[Directions] Spot every line with the word "this" and return it.

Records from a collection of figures
::::
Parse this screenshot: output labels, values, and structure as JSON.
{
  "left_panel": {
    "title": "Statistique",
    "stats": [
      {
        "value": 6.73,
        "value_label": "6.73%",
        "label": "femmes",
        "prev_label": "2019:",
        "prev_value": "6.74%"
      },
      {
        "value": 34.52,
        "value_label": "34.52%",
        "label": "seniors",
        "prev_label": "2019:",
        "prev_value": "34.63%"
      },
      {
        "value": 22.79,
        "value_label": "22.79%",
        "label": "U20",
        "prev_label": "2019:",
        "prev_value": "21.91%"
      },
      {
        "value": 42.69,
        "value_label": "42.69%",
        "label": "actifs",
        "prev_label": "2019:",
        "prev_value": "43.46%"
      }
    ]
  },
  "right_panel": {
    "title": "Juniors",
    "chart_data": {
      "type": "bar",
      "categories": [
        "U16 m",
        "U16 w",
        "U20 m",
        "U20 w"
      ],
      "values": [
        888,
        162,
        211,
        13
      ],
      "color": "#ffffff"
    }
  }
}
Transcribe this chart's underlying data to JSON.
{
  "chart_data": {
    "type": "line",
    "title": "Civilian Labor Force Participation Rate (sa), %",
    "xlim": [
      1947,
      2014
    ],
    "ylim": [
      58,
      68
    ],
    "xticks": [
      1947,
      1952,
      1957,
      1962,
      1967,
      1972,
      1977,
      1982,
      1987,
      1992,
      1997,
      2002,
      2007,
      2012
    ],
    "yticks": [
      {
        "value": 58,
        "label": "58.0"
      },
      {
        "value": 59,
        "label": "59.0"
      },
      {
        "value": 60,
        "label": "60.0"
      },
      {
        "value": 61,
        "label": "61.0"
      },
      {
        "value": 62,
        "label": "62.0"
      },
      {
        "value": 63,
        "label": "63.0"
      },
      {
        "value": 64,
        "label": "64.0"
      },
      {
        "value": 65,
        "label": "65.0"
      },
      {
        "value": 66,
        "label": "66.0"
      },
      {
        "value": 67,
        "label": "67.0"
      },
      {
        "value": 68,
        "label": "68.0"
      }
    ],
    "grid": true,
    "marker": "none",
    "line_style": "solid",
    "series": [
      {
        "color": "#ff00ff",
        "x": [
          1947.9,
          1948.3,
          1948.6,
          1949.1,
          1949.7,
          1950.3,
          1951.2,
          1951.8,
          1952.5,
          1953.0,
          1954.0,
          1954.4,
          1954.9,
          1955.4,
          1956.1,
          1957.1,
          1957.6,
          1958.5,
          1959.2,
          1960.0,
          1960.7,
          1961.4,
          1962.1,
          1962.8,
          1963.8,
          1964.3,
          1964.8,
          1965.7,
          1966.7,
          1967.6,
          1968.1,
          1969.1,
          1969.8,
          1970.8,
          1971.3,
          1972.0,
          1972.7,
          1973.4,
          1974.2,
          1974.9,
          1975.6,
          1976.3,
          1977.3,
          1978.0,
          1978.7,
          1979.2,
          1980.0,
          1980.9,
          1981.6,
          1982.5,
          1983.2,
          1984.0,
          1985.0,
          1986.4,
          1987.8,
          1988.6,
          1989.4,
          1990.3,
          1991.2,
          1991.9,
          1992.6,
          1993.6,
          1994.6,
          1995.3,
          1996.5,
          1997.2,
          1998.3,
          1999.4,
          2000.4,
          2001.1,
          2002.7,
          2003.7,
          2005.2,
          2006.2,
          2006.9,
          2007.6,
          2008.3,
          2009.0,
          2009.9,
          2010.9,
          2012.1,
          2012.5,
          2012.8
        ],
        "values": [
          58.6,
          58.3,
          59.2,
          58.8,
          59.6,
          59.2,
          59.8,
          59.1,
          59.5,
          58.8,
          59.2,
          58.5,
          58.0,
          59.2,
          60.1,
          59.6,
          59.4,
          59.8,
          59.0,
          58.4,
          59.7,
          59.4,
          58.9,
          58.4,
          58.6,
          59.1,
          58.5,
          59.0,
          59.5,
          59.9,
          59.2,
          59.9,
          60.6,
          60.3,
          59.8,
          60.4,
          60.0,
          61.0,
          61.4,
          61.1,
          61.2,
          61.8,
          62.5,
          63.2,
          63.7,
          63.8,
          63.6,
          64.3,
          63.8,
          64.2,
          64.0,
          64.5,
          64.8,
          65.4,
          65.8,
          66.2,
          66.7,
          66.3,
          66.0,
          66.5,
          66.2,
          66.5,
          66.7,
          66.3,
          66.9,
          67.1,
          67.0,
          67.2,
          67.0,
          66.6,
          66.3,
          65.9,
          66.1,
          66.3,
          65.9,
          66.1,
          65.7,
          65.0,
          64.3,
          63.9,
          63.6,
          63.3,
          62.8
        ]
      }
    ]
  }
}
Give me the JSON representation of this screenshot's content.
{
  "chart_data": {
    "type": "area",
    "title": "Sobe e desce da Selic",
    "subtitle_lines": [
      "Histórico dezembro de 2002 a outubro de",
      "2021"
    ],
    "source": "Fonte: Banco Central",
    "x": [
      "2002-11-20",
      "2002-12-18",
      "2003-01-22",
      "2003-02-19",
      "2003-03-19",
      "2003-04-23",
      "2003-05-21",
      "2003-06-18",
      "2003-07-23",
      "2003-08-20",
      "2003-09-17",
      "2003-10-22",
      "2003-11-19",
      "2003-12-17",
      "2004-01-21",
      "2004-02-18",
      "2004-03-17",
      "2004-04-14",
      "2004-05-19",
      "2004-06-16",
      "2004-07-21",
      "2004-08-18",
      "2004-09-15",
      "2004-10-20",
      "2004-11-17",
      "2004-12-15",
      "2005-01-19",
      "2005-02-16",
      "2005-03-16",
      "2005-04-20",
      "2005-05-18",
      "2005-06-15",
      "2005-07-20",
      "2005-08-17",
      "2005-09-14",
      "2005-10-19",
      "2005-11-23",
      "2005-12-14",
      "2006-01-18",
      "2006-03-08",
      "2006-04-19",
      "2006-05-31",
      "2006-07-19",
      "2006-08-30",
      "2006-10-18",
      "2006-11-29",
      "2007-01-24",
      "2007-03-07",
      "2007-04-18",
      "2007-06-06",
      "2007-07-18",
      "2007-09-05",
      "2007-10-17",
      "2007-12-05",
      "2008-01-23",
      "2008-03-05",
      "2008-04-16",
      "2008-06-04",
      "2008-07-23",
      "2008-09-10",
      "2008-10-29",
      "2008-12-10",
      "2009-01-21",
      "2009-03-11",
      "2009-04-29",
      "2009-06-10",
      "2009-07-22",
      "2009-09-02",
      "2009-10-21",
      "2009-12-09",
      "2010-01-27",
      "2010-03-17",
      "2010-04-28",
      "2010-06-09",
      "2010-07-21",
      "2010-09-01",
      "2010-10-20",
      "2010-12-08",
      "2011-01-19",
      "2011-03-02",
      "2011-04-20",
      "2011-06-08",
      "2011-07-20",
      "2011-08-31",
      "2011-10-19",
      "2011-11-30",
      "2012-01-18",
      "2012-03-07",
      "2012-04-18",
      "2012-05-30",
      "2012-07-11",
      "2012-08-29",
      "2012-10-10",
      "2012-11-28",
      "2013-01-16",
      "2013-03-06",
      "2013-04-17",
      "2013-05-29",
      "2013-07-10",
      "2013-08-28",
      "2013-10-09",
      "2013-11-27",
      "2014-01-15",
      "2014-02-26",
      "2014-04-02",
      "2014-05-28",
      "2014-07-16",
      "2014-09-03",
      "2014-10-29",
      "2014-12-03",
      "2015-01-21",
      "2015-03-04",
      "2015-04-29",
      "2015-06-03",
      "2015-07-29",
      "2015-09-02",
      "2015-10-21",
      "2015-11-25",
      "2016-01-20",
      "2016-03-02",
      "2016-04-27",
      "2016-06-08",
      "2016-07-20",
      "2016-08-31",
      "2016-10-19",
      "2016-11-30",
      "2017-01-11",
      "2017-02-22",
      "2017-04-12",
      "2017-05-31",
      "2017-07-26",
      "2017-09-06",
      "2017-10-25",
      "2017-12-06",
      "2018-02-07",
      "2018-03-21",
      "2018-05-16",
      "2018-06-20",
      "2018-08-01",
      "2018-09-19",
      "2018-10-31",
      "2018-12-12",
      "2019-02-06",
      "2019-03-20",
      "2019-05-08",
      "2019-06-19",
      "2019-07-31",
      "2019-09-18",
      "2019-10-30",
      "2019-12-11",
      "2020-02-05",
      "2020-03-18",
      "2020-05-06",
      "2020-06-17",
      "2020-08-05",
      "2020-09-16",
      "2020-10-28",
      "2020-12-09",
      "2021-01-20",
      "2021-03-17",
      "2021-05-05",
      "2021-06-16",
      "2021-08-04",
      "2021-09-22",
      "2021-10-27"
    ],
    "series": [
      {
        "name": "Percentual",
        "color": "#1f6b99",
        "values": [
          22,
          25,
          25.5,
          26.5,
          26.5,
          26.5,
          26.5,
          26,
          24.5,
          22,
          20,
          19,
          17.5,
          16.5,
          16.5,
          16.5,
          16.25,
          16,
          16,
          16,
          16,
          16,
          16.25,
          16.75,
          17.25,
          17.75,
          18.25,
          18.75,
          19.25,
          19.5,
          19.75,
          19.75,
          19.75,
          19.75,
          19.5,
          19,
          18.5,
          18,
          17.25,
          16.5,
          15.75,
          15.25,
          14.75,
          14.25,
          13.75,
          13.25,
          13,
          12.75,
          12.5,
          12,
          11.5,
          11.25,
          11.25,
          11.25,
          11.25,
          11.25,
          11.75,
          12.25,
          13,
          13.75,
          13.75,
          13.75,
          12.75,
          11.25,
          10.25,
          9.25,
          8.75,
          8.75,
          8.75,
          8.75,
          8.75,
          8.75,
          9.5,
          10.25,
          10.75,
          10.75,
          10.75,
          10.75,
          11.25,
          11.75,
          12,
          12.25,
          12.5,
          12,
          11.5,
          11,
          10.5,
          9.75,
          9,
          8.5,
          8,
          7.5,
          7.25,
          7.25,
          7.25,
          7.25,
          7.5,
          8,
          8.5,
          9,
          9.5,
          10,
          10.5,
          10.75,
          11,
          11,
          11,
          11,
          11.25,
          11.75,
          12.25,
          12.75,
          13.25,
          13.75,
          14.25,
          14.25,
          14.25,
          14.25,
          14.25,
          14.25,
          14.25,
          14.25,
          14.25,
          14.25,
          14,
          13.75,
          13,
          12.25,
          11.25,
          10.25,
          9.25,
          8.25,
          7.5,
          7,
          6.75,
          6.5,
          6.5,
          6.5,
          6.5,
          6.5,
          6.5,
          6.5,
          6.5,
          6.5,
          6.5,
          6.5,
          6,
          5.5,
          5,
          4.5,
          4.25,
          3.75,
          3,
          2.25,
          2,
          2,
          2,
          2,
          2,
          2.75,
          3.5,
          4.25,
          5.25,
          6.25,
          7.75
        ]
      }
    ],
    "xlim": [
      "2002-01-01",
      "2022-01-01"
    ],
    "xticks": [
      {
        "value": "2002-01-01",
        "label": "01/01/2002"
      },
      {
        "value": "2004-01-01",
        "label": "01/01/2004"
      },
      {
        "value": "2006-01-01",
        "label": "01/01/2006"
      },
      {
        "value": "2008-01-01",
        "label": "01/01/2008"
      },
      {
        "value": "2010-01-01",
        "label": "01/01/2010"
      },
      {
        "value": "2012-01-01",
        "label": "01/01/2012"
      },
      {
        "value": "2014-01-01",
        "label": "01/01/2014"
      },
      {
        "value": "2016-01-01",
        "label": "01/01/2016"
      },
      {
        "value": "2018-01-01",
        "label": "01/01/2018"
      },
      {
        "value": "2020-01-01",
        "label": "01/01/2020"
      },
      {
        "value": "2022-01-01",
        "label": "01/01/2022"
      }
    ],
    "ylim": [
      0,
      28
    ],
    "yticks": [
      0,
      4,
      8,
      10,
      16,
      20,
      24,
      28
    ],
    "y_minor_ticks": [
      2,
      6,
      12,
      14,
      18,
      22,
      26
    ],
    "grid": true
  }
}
::::
[Task solution]
Parse this screenshot: output labels, values, and structure as JSON.
Transcribe this chart's underlying data to JSON.
Give me the JSON representation of this screenshot's content.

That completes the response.